Text excerpt »

○ ○ ○

These disparities can be explained by human psychology. As a funder, it makes sense to want to directly give towards requests that have the most impact (fully funding smaller requests vs contributing a fraction towards a larger one); conversely, if one was desperate, there is more upside to posting a request no matter the amount being asked, resulting in outliers and subsequently a larger deviation.

A sample post; 40 dollars was put towards the 22 dollar request, making it fully funded.

For the members asking for necessities, a quick browse paints a clear picture of what getting-by looks like on a day-to-day basis. Though “baiting” is against the rules of the group, members often share the earnest motivations behind their request — that they’re currently in the process of homelessness and need shelter for a night, or are between jobs and need a little help with expenses until they get paid.

Posts also often disclose whether they are receiving social assistance of some form, namely SNAP or housing benefits. But support from these programs is often cut-back from slight improvements in circumstances, and as one member aptly put it: it’s never enough.

Figure 1: A box-plot outlining range of requests by category.

How did we get here? “Our society has become very siloed relative to how communities functioned 100 years ago,” said Laurie Styron, the CEO and Executive Director of the nonprofit watchdog, CharityWatch. “Many of our social interactions occur among strangers online rather than among neighbors, schoolmates, or via a religious affiliation like church or temple.”

There is also the issue of red-tape. In order to qualify for food, unemployment, housing benefits, applicants need to meet certain income or demographic requirements. They are also left with the burden of proving they need support, with applications requiring time-sensitive submissions of personal tax returns, financial statements, or social security info. Because recipients need to fall within an income bracket, there is also incentive to make less than the cut-off points in order to maintain eligibility for these programs, further perpetuating a cycle of poverty.

A report published by Indiana University’s school of philanthropy assessed that while 80% of Americans view charitable-giving as valuable, there has been an increasing trend of megagifts as inversely proportional to falling individual donor rates. This trend is also observed in a summary from the Chronicle of Philanthropy, and measured charitable giving increasing by 4.7% in the first three quarters of 2022 with individual donors decreasing 7.1% within the same timeframe.

Figure 2: A histogram with the distribution of funding across amounts and categories.

The nature of how charities get funded is a reflection of the shifting socioeconomic strata, explained Laurie. “In the past a large volume of individuals donated small amounts of money to many different charities and causes,” she said. “These days, a small handful of extremely wealthy people are picking their pet causes and charities and directing large donations to a relatively small pool of organizations.”

The end result, Laurie noted, “is that any charity not in that pool is going to struggle for funding as the pool of individual donors continues to shrink. A lot of important work isn’t going to get done just because it doesn’t happen to be the pet cause of a very wealthy donor or foundation. And the end result is that a lot of people who need help are going to slip through the cracks”

Methodology

Data was scraped from active mutual aid groups on Facebook, and underwent cleaning and refinement — the analysis employed linked tidy datasets, sliced and derived from a primary working dataset. Amounts were extracted and converted to floats and requests were categorized, both from raw textual post data. Analysis was made possible using an iterative approach, combining regex, NLP, and GPT.

This article was rendered using Quarto, with charts made in Observable JS. Revised analysis and cleaned results can be found in the project’s repository.

○ ○ ○

Activity 1 » In the mutual aid article, by what percentage did individual donors decrease in the first three quarters of 2022?
Activity 2 » Quote the mutual aid article word for word, starting with "Posts also often" and going on through "requests by category.".
Activity 3 »
Decide whether each statement below agrees with the mutual aid article. Answer yes or no, and quote the words of the article that settle it.
(a) The data came from mutual aid groups on Facebook.
(b) The group's rules permit baiting.
(c) The charts were made in Quarto.

Collected data »
○ ○ ○

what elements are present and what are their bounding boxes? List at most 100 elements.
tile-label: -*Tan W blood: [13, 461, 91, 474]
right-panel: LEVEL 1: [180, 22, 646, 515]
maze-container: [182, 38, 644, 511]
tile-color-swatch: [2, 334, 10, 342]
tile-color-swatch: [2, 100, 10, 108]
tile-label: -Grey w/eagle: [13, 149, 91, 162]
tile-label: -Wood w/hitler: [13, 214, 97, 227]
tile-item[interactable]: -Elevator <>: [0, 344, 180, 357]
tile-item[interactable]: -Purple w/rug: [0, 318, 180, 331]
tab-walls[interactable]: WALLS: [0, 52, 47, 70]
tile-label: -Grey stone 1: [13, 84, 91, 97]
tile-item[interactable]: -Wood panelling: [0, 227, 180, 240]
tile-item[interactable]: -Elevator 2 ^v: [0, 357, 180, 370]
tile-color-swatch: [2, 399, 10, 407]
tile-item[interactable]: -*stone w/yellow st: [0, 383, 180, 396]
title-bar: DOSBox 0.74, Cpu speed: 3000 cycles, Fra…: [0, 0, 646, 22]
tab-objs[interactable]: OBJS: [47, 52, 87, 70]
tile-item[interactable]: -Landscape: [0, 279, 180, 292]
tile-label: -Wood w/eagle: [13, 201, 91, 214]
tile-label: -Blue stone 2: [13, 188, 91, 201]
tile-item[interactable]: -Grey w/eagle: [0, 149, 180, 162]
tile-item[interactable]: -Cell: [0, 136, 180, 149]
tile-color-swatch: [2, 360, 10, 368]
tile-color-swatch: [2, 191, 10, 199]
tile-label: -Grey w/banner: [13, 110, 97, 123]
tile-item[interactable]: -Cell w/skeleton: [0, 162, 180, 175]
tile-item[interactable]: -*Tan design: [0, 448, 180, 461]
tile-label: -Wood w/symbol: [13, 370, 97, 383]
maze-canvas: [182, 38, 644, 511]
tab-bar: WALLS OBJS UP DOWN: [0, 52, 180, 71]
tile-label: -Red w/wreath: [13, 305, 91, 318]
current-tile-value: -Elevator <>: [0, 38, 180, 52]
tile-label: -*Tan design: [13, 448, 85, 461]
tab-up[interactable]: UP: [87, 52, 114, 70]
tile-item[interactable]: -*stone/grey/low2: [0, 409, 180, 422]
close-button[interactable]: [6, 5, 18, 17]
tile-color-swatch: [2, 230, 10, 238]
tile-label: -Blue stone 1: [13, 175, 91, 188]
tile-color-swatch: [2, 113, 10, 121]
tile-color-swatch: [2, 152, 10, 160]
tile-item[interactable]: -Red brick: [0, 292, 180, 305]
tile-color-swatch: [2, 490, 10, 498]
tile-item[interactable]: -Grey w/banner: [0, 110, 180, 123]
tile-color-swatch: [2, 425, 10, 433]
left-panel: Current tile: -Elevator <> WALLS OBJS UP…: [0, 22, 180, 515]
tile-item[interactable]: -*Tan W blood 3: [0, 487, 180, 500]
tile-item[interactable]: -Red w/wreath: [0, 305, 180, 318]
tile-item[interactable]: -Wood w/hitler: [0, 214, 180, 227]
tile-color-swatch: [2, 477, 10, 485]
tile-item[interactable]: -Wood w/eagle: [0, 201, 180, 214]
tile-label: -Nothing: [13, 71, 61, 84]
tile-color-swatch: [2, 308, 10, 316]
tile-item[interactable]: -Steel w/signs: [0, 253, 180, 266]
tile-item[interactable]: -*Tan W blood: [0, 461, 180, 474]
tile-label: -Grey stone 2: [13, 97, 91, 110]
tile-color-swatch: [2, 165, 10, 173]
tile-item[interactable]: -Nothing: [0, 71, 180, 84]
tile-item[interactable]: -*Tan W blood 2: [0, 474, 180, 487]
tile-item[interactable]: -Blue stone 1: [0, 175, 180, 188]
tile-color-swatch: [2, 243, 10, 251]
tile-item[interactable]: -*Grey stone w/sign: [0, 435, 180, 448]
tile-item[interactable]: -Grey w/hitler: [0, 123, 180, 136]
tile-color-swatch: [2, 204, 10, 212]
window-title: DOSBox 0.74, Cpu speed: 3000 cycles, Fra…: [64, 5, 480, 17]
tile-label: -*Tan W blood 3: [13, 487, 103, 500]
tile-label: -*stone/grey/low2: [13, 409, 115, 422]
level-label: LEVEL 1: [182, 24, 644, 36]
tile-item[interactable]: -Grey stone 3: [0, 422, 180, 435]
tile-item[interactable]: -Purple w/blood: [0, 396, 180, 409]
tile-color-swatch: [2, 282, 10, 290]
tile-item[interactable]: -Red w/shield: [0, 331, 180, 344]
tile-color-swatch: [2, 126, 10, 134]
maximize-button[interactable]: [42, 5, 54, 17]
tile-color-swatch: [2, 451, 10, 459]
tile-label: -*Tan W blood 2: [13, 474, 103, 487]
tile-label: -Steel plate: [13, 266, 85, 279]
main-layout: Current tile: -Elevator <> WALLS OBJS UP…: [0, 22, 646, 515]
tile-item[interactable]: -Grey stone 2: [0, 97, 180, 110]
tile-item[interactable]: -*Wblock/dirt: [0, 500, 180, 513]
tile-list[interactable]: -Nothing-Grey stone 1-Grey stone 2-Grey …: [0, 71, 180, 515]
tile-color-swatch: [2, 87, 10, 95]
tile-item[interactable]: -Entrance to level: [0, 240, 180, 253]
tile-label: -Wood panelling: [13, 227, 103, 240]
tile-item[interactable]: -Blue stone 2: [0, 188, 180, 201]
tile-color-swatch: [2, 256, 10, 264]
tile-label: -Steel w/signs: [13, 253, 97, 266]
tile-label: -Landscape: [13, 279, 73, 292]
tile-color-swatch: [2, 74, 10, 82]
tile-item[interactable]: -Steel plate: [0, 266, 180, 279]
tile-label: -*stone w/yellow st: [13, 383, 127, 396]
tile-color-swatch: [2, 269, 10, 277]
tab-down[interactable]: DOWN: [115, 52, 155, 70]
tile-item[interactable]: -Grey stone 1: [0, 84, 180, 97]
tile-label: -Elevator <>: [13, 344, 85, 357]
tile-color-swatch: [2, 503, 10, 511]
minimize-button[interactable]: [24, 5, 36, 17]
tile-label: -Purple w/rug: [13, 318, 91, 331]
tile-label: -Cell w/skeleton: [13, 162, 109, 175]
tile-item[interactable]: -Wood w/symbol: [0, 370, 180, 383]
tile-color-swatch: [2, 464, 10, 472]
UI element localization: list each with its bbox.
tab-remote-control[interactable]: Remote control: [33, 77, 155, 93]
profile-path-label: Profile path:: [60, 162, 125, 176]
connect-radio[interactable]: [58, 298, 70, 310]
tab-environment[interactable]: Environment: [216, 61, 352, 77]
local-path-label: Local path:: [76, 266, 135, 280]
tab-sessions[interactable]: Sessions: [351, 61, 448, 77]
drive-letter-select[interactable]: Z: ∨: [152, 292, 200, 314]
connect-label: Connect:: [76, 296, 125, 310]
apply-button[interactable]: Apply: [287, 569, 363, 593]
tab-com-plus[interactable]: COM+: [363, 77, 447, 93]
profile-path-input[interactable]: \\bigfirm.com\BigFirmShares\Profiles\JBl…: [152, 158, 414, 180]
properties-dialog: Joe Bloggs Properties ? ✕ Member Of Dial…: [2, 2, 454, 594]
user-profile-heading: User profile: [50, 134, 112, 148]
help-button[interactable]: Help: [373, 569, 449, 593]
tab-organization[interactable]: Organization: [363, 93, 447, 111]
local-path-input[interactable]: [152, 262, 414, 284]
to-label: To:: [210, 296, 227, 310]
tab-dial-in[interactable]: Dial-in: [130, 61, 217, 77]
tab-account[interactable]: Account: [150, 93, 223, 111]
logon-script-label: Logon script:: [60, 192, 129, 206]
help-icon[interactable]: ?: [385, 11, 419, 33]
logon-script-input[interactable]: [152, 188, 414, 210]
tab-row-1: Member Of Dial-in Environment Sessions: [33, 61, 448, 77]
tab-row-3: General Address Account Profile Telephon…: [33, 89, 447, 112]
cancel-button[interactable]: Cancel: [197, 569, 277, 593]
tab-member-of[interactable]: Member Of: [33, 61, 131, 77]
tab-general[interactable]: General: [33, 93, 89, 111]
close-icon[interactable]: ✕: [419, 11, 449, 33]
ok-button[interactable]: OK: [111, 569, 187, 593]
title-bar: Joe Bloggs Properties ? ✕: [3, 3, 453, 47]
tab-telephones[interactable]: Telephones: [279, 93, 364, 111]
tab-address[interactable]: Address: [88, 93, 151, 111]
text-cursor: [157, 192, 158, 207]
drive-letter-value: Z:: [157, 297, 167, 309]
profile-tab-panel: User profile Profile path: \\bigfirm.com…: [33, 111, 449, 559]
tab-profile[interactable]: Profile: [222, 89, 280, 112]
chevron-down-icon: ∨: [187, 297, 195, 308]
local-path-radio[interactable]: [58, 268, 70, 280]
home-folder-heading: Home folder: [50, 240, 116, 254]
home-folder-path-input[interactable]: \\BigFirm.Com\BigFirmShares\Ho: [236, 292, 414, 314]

○ ○ ○

Response 1 » Individual donors decreased by 7.1%.

Response 2 »
Posts also often disclose whether they are receiving social assistance of some form, namely SNAP or housing benefits. But support from these programs is often cut-back from slight improvements in circumstances, and as one member aptly put it: it’s never enough.

Figure 1: A box-plot outlining range of requests by category.

Response 3 »
(a) Yes: "Data was scraped from active mutual aid groups on Facebook"
(b) No: "“baiting” is against the rules of the group"
(c) No: "with charts made in Observable JS"